-- START OF INPUT DATA --

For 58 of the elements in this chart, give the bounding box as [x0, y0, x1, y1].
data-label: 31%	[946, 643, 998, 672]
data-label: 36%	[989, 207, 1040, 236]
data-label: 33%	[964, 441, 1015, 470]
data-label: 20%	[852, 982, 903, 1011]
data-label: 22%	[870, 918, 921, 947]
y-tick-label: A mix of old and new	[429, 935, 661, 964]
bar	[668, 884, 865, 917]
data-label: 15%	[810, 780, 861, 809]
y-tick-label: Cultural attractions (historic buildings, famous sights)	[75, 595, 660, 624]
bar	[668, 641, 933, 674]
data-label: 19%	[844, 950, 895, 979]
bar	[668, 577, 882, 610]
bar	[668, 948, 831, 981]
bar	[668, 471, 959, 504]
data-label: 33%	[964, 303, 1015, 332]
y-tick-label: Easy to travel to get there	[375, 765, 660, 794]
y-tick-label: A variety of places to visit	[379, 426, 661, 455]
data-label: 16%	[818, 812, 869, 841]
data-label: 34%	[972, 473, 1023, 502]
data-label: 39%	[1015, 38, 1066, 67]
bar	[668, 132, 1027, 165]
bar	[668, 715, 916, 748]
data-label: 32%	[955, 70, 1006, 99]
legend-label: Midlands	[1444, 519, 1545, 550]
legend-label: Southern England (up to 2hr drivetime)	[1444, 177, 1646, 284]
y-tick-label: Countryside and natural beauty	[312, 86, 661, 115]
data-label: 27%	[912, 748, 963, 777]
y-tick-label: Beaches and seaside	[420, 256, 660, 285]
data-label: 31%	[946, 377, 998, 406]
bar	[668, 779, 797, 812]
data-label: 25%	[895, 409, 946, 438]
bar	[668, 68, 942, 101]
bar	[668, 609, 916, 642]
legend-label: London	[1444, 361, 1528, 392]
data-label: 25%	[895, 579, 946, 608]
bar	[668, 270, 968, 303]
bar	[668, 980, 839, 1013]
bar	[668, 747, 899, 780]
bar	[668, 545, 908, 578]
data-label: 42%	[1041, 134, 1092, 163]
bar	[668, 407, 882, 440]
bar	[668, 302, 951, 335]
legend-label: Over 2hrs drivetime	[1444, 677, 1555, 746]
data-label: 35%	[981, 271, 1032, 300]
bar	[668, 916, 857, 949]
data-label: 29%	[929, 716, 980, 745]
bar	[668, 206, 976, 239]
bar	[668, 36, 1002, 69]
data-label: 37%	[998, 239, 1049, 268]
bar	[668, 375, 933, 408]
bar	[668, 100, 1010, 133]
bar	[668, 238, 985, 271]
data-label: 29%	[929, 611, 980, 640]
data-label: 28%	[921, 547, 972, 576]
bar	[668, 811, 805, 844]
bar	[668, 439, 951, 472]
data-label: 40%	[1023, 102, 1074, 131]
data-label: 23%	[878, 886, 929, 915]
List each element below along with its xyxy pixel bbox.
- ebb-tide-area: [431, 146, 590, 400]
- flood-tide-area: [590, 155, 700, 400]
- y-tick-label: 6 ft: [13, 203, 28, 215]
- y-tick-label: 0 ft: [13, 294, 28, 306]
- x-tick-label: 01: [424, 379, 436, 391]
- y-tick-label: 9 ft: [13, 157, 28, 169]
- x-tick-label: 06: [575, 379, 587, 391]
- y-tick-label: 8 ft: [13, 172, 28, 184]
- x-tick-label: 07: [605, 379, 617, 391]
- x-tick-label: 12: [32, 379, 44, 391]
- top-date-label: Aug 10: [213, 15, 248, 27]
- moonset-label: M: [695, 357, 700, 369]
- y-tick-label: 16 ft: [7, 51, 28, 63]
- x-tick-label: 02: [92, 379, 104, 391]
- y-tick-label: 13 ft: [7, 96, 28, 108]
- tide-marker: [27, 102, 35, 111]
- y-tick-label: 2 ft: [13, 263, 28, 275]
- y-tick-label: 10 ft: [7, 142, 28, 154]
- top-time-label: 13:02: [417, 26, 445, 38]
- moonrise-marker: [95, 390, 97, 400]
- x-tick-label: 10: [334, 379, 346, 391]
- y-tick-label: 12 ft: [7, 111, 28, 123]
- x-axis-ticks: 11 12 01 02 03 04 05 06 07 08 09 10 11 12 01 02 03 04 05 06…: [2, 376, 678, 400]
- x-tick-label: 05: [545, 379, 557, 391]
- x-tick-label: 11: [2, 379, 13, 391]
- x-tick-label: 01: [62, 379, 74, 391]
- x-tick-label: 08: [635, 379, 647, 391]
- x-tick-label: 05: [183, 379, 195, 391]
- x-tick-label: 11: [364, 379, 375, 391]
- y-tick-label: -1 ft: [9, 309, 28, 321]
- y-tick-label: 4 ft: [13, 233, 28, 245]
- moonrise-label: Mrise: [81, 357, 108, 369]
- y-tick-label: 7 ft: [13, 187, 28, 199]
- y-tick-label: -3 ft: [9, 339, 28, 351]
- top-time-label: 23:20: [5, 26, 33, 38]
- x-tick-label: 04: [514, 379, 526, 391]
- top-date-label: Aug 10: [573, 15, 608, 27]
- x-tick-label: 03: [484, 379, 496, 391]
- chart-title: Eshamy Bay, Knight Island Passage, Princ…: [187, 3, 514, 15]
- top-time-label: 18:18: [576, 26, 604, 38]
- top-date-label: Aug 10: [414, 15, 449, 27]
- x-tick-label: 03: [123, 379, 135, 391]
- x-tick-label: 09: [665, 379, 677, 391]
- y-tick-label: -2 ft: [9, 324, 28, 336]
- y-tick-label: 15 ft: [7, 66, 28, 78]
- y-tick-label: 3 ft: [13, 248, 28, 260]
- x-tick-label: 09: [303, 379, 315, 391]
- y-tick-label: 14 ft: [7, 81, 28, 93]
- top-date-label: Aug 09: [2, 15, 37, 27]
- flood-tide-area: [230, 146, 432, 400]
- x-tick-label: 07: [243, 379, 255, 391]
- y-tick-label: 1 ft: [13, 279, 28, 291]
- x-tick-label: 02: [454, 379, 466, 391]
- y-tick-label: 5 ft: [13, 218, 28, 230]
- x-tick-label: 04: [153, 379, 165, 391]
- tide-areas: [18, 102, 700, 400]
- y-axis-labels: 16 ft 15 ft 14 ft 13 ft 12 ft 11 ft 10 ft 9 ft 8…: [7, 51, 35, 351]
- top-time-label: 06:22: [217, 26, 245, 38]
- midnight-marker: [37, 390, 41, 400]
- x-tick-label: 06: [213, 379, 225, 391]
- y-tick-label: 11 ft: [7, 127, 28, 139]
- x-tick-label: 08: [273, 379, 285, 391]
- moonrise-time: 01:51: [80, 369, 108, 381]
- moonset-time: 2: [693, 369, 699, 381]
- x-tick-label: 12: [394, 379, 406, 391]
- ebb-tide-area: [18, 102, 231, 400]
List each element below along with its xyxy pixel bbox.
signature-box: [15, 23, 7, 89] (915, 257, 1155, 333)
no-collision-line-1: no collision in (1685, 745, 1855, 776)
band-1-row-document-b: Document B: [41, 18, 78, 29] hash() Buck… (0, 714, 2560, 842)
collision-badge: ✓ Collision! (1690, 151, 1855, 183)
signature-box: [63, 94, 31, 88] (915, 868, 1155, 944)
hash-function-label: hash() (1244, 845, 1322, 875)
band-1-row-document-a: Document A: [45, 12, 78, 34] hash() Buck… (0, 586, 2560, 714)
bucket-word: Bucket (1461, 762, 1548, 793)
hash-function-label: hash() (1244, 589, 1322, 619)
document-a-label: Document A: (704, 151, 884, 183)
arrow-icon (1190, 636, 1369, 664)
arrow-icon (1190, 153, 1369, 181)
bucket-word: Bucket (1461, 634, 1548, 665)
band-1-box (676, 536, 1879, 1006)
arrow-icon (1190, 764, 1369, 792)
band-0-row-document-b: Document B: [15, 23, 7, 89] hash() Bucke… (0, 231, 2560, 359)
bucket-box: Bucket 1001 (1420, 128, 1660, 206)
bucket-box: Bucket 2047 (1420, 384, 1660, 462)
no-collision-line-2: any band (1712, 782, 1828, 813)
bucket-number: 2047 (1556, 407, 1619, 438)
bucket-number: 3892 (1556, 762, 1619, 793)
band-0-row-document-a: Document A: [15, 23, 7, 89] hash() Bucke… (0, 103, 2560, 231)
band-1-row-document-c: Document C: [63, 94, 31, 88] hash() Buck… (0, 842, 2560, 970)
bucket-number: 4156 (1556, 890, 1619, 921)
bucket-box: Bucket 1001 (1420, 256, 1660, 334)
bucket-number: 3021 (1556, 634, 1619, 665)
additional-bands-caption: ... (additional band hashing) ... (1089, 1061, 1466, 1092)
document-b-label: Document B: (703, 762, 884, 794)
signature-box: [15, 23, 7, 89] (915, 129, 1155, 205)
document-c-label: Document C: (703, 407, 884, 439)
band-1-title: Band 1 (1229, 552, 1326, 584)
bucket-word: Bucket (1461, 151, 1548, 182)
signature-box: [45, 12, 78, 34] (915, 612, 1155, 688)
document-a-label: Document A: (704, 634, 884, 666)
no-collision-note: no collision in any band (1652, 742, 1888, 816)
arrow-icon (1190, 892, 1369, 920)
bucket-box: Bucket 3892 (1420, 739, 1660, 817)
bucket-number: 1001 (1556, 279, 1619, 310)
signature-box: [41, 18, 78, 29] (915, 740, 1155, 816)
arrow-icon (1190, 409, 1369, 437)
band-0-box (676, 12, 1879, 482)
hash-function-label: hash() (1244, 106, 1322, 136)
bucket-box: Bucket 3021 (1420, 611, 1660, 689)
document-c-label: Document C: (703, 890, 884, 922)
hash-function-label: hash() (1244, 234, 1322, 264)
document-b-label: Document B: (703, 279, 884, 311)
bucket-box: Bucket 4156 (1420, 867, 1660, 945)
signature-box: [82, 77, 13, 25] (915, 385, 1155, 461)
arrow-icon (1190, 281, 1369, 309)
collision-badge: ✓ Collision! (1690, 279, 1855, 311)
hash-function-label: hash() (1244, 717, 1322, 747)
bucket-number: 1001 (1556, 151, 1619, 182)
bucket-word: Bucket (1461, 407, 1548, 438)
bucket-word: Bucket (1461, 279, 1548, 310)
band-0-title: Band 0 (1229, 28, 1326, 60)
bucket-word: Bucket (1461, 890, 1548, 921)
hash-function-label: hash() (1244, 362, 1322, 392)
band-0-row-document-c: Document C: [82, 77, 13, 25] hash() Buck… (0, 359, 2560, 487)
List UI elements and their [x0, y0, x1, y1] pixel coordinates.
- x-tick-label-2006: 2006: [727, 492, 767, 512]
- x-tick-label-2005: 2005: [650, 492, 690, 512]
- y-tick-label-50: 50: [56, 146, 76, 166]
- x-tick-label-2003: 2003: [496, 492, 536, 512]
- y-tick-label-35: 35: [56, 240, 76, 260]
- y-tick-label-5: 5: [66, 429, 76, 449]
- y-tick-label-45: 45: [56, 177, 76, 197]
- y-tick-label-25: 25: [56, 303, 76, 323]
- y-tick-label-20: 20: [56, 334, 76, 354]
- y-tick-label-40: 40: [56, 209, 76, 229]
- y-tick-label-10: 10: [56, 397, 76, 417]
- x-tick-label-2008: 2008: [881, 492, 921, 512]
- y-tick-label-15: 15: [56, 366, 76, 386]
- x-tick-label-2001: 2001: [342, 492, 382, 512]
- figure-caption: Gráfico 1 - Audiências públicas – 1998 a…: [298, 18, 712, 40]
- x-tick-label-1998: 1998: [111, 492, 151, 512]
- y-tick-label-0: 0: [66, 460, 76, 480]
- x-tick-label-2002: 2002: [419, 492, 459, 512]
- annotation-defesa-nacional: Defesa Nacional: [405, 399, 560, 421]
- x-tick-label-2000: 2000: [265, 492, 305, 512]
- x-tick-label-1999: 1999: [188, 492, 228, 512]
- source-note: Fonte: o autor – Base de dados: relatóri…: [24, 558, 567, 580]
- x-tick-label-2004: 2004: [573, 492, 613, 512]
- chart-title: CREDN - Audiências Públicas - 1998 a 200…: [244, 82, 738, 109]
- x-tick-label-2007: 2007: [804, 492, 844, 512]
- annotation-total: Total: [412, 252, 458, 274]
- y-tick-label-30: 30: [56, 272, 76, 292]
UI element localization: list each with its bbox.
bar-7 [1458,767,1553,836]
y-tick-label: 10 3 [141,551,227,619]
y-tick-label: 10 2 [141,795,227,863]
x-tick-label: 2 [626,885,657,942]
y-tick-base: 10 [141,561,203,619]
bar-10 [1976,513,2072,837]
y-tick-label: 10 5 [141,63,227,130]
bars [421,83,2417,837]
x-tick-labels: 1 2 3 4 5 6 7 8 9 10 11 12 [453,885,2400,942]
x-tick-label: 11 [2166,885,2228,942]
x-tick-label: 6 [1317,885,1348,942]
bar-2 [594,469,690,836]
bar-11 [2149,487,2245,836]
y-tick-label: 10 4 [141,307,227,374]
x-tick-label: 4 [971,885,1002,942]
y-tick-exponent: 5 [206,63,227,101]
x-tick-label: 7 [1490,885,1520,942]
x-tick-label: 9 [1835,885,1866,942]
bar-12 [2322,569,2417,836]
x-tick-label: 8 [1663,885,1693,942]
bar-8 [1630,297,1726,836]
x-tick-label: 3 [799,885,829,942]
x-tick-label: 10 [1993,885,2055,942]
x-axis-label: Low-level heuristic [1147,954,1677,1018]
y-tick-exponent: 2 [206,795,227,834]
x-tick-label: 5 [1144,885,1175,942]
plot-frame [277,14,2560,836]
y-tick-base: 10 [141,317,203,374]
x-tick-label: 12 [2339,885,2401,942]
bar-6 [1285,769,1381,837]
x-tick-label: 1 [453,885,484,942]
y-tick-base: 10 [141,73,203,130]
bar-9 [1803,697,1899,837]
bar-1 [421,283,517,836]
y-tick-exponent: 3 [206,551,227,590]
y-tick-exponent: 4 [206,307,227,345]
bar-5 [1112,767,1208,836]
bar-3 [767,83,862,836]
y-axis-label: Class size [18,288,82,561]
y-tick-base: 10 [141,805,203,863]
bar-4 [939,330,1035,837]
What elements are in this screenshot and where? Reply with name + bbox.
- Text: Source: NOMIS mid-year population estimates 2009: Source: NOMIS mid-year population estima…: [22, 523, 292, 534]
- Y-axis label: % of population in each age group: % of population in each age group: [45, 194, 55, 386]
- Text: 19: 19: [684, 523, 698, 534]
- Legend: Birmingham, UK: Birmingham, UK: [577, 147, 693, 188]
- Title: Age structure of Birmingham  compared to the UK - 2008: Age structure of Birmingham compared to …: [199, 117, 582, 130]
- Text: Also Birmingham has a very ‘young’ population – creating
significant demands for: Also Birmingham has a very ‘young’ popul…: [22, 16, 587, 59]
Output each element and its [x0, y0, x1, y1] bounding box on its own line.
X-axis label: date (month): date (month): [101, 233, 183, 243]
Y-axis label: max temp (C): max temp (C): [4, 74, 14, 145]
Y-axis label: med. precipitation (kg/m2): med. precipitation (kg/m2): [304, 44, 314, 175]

-- END OF INPUT DATA --

# TASK
Copy out word for word the stretch of rows from the very first line through the line containing "950, 895, 979]".

# SOLVED PROBLEM
For 58 of the elements in this chart, give the bounding box as [x0, y0, x1, y1].
data-label: 31%	[946, 643, 998, 672]
data-label: 36%	[989, 207, 1040, 236]
data-label: 33%	[964, 441, 1015, 470]
data-label: 20%	[852, 982, 903, 1011]
data-label: 22%	[870, 918, 921, 947]
y-tick-label: A mix of old and new	[429, 935, 661, 964]
bar	[668, 884, 865, 917]
data-label: 15%	[810, 780, 861, 809]
y-tick-label: Cultural attractions (historic buildings, famous sights)	[75, 595, 660, 624]
bar	[668, 641, 933, 674]
data-label: 19%	[844, 950, 895, 979]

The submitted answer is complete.